§ **REQUEST**: Write the data below out exactly as it stands. Do not include the pictures.

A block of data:
──────────
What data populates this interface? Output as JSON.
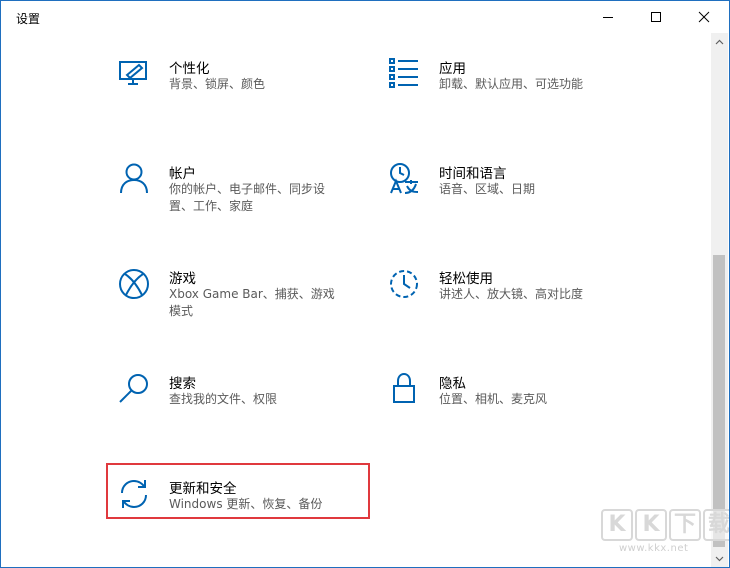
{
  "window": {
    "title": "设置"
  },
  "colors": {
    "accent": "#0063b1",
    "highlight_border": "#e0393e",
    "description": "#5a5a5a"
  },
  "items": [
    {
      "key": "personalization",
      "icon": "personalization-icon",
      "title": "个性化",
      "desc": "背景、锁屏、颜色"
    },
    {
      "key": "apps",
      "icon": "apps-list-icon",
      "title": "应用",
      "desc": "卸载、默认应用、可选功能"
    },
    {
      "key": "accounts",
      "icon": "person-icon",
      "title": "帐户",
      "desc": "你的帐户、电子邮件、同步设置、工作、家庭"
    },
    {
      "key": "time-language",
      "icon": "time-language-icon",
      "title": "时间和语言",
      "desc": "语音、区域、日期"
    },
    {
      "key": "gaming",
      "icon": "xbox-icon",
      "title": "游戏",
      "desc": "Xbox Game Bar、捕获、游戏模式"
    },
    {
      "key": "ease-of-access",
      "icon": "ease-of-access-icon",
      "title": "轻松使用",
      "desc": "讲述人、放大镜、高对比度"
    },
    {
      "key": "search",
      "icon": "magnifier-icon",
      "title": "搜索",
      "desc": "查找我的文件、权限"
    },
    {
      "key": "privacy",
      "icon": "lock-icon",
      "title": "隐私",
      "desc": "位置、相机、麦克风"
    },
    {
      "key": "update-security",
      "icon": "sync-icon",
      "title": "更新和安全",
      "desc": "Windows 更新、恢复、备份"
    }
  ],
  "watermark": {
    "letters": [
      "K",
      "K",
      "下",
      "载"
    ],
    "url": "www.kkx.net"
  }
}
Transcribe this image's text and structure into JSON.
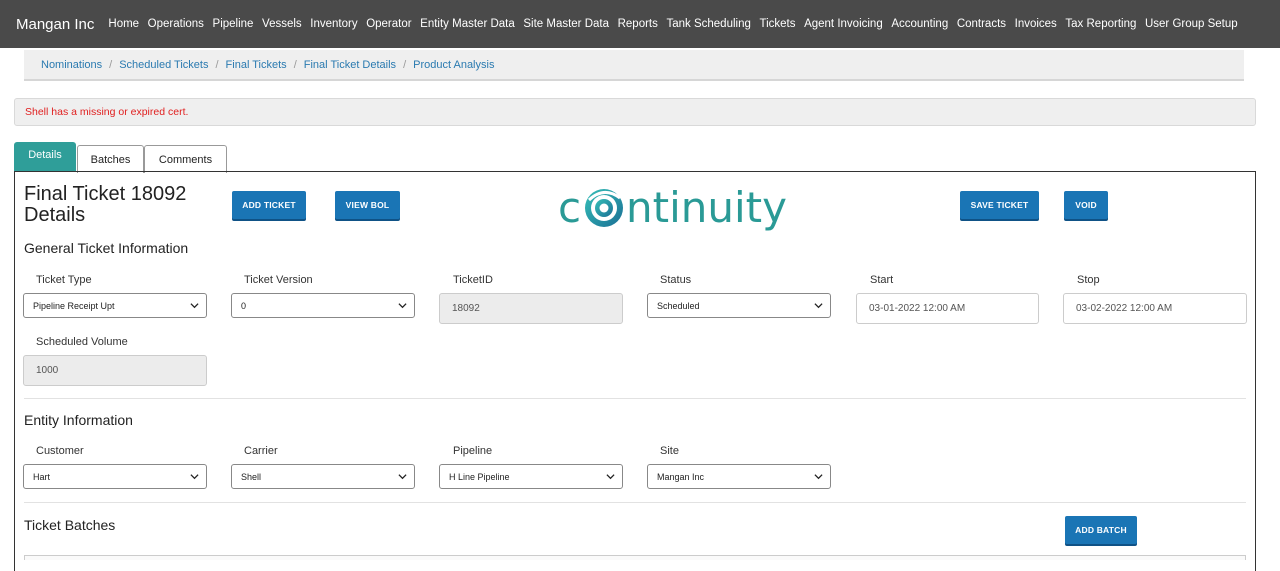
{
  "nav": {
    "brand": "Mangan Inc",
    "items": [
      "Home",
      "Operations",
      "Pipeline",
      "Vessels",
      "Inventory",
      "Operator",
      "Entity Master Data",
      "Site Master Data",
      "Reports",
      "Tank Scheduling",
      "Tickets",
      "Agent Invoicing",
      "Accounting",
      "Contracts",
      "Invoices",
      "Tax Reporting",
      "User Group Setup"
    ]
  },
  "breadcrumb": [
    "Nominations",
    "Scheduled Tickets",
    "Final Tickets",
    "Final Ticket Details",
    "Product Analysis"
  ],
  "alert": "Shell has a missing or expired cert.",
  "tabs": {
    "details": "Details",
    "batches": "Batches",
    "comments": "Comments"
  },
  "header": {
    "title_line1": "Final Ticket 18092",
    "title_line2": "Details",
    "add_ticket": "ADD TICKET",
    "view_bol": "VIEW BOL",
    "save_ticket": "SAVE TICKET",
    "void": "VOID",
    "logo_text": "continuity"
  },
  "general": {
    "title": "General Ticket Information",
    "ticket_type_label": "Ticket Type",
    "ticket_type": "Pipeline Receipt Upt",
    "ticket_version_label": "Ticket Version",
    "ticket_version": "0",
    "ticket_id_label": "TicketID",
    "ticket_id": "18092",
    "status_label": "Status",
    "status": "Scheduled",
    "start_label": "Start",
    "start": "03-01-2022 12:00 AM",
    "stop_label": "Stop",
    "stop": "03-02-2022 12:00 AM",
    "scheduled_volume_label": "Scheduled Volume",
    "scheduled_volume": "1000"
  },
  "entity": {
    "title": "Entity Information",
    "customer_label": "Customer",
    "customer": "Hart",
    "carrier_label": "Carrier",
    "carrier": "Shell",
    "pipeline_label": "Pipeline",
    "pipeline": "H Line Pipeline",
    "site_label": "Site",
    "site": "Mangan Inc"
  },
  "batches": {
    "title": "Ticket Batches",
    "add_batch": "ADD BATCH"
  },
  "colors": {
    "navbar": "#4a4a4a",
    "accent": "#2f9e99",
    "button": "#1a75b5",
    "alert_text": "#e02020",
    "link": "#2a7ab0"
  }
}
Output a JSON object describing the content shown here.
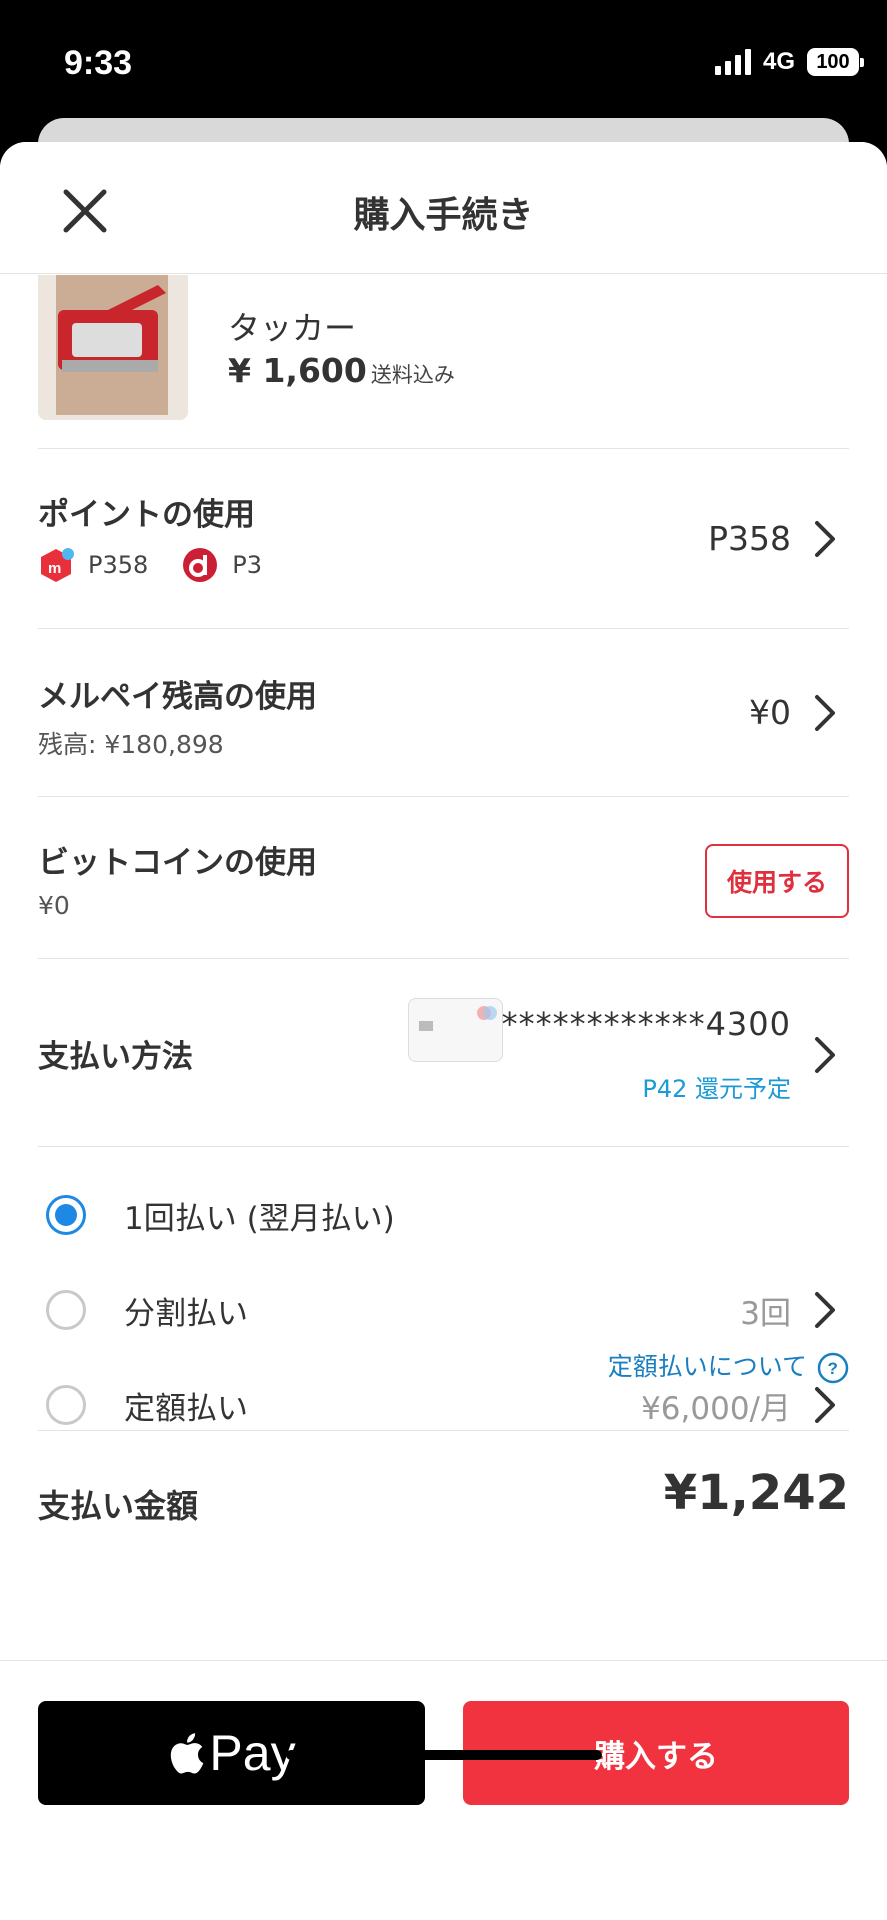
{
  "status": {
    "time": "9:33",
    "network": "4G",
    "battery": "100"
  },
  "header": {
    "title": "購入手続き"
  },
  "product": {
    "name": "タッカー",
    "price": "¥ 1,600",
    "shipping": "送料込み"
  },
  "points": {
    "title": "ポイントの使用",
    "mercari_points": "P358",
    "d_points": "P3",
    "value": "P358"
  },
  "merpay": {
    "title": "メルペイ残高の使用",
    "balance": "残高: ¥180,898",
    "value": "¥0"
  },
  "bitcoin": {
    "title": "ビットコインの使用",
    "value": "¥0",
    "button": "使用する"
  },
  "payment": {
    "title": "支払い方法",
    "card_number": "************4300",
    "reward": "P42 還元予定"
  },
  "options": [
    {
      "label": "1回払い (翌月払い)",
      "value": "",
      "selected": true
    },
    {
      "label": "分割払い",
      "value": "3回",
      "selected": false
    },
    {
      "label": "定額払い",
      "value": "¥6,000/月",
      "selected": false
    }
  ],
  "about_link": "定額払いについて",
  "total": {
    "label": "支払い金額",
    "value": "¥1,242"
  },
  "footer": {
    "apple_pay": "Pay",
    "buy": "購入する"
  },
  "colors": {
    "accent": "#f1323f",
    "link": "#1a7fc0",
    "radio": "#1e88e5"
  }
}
──────────
§ **ANSWER TO THE EXERCISE**:
What data populates this interface? Output as JSON.
{
  "window": {
    "title": "设置"
  },
  "colors": {
    "accent": "#0063b1",
    "highlight_border": "#e0393e",
    "description": "#5a5a5a"
  },
  "items": [
    {
      "key": "personalization",
      "icon": "personalization-icon",
      "title": "个性化",
      "desc": "背景、锁屏、颜色"
    },
    {
      "key": "apps",
      "icon": "apps-list-icon",
      "title": "应用",
      "desc": "卸载、默认应用、可选功能"
    },
    {
      "key": "accounts",
      "icon": "person-icon",
      "title": "帐户",
      "desc": "你的帐户、电子邮件、同步设置、工作、家庭"
    },
    {
      "key": "time-language",
      "icon": "time-language-icon",
      "title": "时间和语言",
      "desc": "语音、区域、日期"
    },
    {
      "key": "gaming",
      "icon": "xbox-icon",
      "title": "游戏",
      "desc": "Xbox Game Bar、捕获、游戏模式"
    },
    {
      "key": "ease-of-access",
      "icon": "ease-of-access-icon",
      "title": "轻松使用",
      "desc": "讲述人、放大镜、高对比度"
    },
    {
      "key": "search",
      "icon": "magnifier-icon",
      "title": "搜索",
      "desc": "查找我的文件、权限"
    },
    {
      "key": "privacy",
      "icon": "lock-icon",
      "title": "隐私",
      "desc": "位置、相机、麦克风"
    },
    {
      "key": "update-security",
      "icon": "sync-icon",
      "title": "更新和安全",
      "desc": "Windows 更新、恢复、备份"
    }
  ],
  "watermark": {
    "letters": [
      "K",
      "K",
      "下",
      "载"
    ],
    "url": "www.kkx.net"
  }
}
Transcribe this image's text and structure into JSON.
{
  "nav": {
    "brand": "Mangan Inc",
    "items": [
      "Home",
      "Operations",
      "Pipeline",
      "Vessels",
      "Inventory",
      "Operator",
      "Entity Master Data",
      "Site Master Data",
      "Reports",
      "Tank Scheduling",
      "Tickets",
      "Agent Invoicing",
      "Accounting",
      "Contracts",
      "Invoices",
      "Tax Reporting",
      "User Group Setup"
    ]
  },
  "breadcrumb": [
    "Nominations",
    "Scheduled Tickets",
    "Final Tickets",
    "Final Ticket Details",
    "Product Analysis"
  ],
  "alert": "Shell has a missing or expired cert.",
  "tabs": {
    "details": "Details",
    "batches": "Batches",
    "comments": "Comments"
  },
  "header": {
    "title_line1": "Final Ticket 18092",
    "title_line2": "Details",
    "add_ticket": "ADD TICKET",
    "view_bol": "VIEW BOL",
    "save_ticket": "SAVE TICKET",
    "void": "VOID",
    "logo_text": "continuity"
  },
  "general": {
    "title": "General Ticket Information",
    "ticket_type_label": "Ticket Type",
    "ticket_type": "Pipeline Receipt Upt",
    "ticket_version_label": "Ticket Version",
    "ticket_version": "0",
    "ticket_id_label": "TicketID",
    "ticket_id": "18092",
    "status_label": "Status",
    "status": "Scheduled",
    "start_label": "Start",
    "start": "03-01-2022 12:00 AM",
    "stop_label": "Stop",
    "stop": "03-02-2022 12:00 AM",
    "scheduled_volume_label": "Scheduled Volume",
    "scheduled_volume": "1000"
  },
  "entity": {
    "title": "Entity Information",
    "customer_label": "Customer",
    "customer": "Hart",
    "carrier_label": "Carrier",
    "carrier": "Shell",
    "pipeline_label": "Pipeline",
    "pipeline": "H Line Pipeline",
    "site_label": "Site",
    "site": "Mangan Inc"
  },
  "batches": {
    "title": "Ticket Batches",
    "add_batch": "ADD BATCH"
  },
  "colors": {
    "navbar": "#4a4a4a",
    "accent": "#2f9e99",
    "button": "#1a75b5",
    "alert_text": "#e02020",
    "link": "#2a7ab0"
  }
}
Output a JSON object describing the content shown here.
{
  "status": {
    "time": "9:33",
    "network": "4G",
    "battery": "100"
  },
  "header": {
    "title": "購入手続き"
  },
  "product": {
    "name": "タッカー",
    "price": "¥ 1,600",
    "shipping": "送料込み"
  },
  "points": {
    "title": "ポイントの使用",
    "mercari_points": "P358",
    "d_points": "P3",
    "value": "P358"
  },
  "merpay": {
    "title": "メルペイ残高の使用",
    "balance": "残高: ¥180,898",
    "value": "¥0"
  },
  "bitcoin": {
    "title": "ビットコインの使用",
    "value": "¥0",
    "button": "使用する"
  },
  "payment": {
    "title": "支払い方法",
    "card_number": "************4300",
    "reward": "P42 還元予定"
  },
  "options": [
    {
      "label": "1回払い (翌月払い)",
      "value": "",
      "selected": true
    },
    {
      "label": "分割払い",
      "value": "3回",
      "selected": false
    },
    {
      "label": "定額払い",
      "value": "¥6,000/月",
      "selected": false
    }
  ],
  "about_link": "定額払いについて",
  "total": {
    "label": "支払い金額",
    "value": "¥1,242"
  },
  "footer": {
    "apple_pay": "Pay",
    "buy": "購入する"
  },
  "colors": {
    "accent": "#f1323f",
    "link": "#1a7fc0",
    "radio": "#1e88e5"
  }
}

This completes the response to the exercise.